* **Objective**: From the entries below, count every line that contains the word "return". Please give the number and nothing else.

## Begin Records for the exercise

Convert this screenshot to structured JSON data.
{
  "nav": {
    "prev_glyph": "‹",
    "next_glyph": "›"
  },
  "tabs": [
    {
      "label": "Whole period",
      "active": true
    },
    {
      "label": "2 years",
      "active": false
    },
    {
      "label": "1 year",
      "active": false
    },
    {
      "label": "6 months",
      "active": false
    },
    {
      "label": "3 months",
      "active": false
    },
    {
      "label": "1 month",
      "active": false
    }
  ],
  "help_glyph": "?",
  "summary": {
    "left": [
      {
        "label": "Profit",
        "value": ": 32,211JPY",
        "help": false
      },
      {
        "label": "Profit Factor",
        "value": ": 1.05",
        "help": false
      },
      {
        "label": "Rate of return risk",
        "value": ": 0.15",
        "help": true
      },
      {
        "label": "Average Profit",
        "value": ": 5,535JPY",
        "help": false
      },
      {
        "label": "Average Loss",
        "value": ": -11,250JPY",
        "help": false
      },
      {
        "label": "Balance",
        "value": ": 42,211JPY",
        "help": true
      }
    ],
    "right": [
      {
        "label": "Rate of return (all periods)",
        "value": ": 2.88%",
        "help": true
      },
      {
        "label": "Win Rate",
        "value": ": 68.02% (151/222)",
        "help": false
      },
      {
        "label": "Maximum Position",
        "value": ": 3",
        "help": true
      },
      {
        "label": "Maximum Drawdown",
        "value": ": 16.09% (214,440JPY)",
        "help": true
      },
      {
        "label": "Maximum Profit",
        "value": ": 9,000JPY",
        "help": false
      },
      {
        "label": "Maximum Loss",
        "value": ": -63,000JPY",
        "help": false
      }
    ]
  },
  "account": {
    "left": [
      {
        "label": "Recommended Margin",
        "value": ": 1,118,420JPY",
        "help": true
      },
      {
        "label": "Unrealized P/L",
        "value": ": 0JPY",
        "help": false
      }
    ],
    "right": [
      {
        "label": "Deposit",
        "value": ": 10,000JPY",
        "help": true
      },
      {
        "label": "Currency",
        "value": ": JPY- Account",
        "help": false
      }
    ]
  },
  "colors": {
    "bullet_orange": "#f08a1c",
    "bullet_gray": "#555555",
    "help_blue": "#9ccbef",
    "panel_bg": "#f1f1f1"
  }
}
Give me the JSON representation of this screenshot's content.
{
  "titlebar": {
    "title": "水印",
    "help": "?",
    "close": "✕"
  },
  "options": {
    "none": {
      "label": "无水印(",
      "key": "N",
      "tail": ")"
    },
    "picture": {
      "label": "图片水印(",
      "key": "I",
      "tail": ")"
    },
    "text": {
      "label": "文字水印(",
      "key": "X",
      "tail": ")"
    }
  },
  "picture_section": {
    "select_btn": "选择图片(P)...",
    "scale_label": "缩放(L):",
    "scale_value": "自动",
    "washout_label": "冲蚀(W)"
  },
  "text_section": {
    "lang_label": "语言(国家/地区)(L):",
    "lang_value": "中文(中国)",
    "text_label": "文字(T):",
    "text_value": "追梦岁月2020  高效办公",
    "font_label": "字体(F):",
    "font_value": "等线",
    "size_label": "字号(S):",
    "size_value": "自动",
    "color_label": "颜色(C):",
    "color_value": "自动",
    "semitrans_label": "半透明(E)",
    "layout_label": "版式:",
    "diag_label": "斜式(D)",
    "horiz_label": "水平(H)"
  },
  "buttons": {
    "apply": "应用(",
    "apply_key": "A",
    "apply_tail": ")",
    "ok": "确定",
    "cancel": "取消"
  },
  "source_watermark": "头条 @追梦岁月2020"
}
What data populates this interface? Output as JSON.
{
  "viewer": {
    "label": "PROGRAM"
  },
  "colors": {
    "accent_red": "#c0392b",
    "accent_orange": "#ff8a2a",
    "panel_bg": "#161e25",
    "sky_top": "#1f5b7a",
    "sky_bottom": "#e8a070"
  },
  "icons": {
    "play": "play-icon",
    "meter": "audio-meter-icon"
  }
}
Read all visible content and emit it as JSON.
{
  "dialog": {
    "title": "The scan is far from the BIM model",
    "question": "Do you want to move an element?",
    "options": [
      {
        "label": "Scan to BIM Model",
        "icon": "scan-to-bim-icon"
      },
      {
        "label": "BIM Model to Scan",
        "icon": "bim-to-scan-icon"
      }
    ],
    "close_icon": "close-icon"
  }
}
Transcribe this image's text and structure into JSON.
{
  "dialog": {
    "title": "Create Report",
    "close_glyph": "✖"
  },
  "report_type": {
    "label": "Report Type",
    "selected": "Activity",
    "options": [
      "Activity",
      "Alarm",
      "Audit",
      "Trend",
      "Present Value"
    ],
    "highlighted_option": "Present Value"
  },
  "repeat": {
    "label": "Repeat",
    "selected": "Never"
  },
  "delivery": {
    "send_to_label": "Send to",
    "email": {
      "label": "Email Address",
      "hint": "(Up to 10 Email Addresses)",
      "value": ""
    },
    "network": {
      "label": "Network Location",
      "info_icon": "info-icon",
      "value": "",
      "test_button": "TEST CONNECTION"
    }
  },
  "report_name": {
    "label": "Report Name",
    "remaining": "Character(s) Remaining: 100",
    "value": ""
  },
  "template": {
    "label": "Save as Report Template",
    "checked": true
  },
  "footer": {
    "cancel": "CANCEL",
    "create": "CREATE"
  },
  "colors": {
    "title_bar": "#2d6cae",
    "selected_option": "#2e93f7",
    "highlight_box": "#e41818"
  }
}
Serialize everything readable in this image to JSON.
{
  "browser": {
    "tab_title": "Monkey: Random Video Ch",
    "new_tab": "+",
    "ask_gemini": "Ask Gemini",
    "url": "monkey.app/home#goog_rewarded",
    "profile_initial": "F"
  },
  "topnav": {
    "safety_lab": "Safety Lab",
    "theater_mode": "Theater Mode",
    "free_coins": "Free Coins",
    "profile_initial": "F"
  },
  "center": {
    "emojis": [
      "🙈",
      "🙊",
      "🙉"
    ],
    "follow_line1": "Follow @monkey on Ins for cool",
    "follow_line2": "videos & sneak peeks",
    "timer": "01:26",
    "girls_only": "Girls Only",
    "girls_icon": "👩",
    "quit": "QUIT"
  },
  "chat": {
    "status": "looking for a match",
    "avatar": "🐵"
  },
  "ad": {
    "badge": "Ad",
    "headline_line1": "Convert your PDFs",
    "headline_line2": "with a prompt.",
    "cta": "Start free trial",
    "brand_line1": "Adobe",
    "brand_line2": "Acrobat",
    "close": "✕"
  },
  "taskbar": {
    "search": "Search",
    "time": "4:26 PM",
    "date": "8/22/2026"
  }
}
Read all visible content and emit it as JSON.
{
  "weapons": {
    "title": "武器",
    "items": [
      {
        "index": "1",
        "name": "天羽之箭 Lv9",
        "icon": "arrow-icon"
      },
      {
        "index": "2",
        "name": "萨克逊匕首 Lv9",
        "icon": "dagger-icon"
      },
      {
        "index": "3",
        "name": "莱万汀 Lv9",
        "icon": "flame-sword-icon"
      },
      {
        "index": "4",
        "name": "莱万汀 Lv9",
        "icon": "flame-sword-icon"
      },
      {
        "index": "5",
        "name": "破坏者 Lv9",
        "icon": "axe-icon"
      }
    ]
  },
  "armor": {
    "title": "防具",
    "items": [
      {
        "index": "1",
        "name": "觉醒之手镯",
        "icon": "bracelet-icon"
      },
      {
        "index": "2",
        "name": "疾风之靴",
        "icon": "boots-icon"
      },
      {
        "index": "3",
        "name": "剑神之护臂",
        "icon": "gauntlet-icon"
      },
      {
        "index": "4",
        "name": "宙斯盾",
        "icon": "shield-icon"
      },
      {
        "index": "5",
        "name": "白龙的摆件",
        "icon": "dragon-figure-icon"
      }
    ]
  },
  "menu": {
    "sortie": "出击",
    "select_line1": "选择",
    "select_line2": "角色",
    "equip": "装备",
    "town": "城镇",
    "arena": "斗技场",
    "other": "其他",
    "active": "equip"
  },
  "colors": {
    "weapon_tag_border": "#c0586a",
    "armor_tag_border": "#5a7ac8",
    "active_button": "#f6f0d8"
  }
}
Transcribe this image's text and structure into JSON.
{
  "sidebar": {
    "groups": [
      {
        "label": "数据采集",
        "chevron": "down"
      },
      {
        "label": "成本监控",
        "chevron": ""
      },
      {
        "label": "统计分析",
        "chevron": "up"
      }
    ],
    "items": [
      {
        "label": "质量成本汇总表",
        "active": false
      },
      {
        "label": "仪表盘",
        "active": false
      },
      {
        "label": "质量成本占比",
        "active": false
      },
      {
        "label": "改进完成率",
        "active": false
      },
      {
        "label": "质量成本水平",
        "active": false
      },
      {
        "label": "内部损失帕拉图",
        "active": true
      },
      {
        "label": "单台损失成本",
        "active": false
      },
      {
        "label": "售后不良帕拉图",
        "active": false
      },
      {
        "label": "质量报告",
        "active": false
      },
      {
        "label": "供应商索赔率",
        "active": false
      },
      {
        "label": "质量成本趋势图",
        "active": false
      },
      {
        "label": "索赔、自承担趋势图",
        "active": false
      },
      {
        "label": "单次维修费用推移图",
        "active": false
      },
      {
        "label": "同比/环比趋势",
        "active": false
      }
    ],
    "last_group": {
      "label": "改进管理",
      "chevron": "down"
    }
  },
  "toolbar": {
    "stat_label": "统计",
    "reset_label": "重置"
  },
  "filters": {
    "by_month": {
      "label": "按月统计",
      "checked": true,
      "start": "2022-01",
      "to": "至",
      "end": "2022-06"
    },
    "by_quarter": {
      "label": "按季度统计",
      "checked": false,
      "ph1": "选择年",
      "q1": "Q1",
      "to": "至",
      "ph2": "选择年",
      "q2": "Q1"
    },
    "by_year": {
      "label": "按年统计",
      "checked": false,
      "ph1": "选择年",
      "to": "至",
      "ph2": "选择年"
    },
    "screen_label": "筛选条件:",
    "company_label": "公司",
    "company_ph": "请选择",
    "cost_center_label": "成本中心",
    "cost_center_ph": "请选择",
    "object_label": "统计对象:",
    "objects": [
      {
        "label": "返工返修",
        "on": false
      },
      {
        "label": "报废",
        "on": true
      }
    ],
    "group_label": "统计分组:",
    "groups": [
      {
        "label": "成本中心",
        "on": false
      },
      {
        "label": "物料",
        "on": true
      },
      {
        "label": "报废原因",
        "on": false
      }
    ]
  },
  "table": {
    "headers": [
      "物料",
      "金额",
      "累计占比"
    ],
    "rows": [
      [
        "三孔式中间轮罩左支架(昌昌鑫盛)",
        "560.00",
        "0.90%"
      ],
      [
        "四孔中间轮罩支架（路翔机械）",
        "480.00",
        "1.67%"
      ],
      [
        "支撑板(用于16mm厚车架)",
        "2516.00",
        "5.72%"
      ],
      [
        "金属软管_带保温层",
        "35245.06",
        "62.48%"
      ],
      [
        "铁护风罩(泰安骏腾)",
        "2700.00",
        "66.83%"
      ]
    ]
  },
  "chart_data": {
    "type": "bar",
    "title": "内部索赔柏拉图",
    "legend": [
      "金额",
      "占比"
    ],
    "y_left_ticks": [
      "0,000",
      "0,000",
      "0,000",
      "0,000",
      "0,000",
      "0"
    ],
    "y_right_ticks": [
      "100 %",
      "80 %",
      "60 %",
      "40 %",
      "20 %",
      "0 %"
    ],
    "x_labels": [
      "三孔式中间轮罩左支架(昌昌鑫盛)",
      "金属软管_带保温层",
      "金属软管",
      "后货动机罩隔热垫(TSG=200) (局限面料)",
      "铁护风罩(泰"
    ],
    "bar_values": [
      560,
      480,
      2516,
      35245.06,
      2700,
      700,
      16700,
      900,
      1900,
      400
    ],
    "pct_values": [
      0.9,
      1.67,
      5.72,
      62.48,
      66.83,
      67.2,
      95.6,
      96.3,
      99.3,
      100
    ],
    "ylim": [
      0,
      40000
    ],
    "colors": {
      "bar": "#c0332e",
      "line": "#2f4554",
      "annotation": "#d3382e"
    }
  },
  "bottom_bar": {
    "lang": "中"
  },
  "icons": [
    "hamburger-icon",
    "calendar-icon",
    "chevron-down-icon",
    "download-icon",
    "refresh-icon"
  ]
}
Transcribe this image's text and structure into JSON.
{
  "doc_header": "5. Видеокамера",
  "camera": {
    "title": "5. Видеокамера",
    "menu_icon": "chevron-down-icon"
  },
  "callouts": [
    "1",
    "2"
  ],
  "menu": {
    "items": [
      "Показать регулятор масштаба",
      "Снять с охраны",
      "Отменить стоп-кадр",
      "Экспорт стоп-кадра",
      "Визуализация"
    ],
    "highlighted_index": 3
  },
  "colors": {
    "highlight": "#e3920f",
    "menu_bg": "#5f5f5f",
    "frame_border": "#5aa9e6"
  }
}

## End Records for the exercise

* **Written answer**: 2